Rows from a figure dataset -
╭──

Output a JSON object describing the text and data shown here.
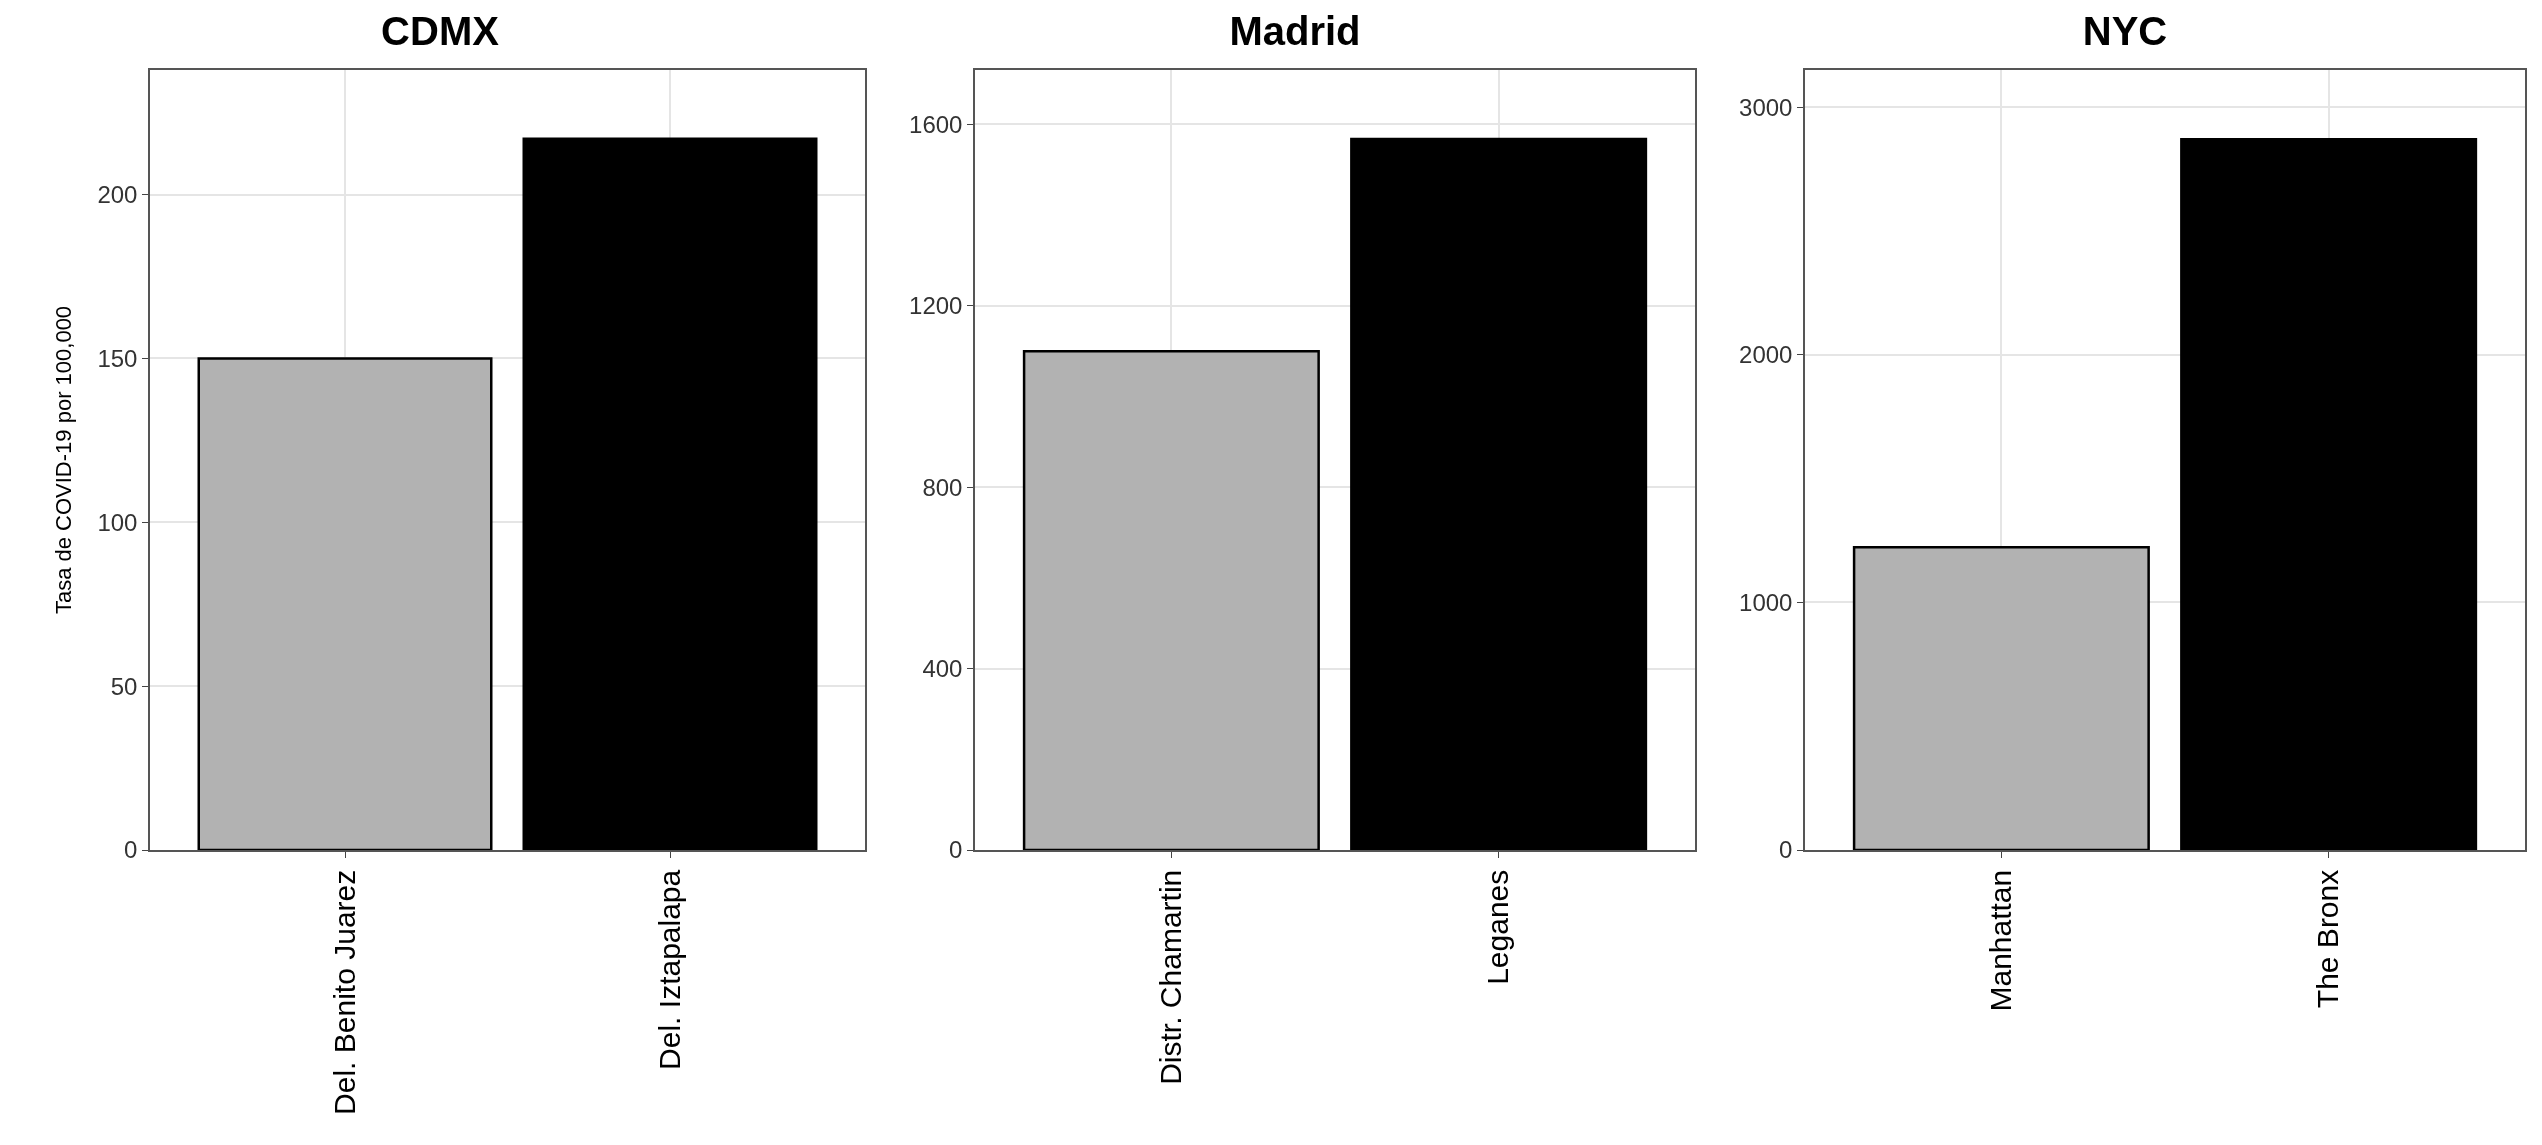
{
  "chart_data": [
    {
      "type": "bar",
      "title": "CDMX",
      "ylabel": "Tasa de COVID-19 por 100,000",
      "categories": [
        "Del. Benito Juarez",
        "Del. Iztapalapa"
      ],
      "values": [
        150,
        217
      ],
      "colors": [
        "#b2b2b2",
        "#000000"
      ],
      "ylim": [
        0,
        238
      ],
      "yticks": [
        0,
        50,
        100,
        150,
        200
      ],
      "grid": true
    },
    {
      "type": "bar",
      "title": "Madrid",
      "categories": [
        "Distr. Chamartin",
        "Leganes"
      ],
      "values": [
        1100,
        1568
      ],
      "colors": [
        "#b2b2b2",
        "#000000"
      ],
      "ylim": [
        0,
        1720
      ],
      "yticks": [
        0,
        400,
        800,
        1200,
        1600
      ],
      "grid": true
    },
    {
      "type": "bar",
      "title": "NYC",
      "categories": [
        "Manhattan",
        "The Bronx"
      ],
      "values": [
        1223,
        2870
      ],
      "colors": [
        "#b2b2b2",
        "#000000"
      ],
      "ylim": [
        0,
        3150
      ],
      "yticks": [
        0,
        1000,
        2000,
        3000
      ],
      "grid": true
    }
  ]
}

╰──

AIM - Each entry above should be reproduced exactly, with the pictures removed.

FULL ANSWER -
Output a JSON object describing the text and data shown here.
{
  "chart_data": [
    {
      "type": "bar",
      "title": "CDMX",
      "ylabel": "Tasa de COVID-19 por 100,000",
      "categories": [
        "Del. Benito Juarez",
        "Del. Iztapalapa"
      ],
      "values": [
        150,
        217
      ],
      "colors": [
        "#b2b2b2",
        "#000000"
      ],
      "ylim": [
        0,
        238
      ],
      "yticks": [
        0,
        50,
        100,
        150,
        200
      ],
      "grid": true
    },
    {
      "type": "bar",
      "title": "Madrid",
      "categories": [
        "Distr. Chamartin",
        "Leganes"
      ],
      "values": [
        1100,
        1568
      ],
      "colors": [
        "#b2b2b2",
        "#000000"
      ],
      "ylim": [
        0,
        1720
      ],
      "yticks": [
        0,
        400,
        800,
        1200,
        1600
      ],
      "grid": true
    },
    {
      "type": "bar",
      "title": "NYC",
      "categories": [
        "Manhattan",
        "The Bronx"
      ],
      "values": [
        1223,
        2870
      ],
      "colors": [
        "#b2b2b2",
        "#000000"
      ],
      "ylim": [
        0,
        3150
      ],
      "yticks": [
        0,
        1000,
        2000,
        3000
      ],
      "grid": true
    }
  ]
}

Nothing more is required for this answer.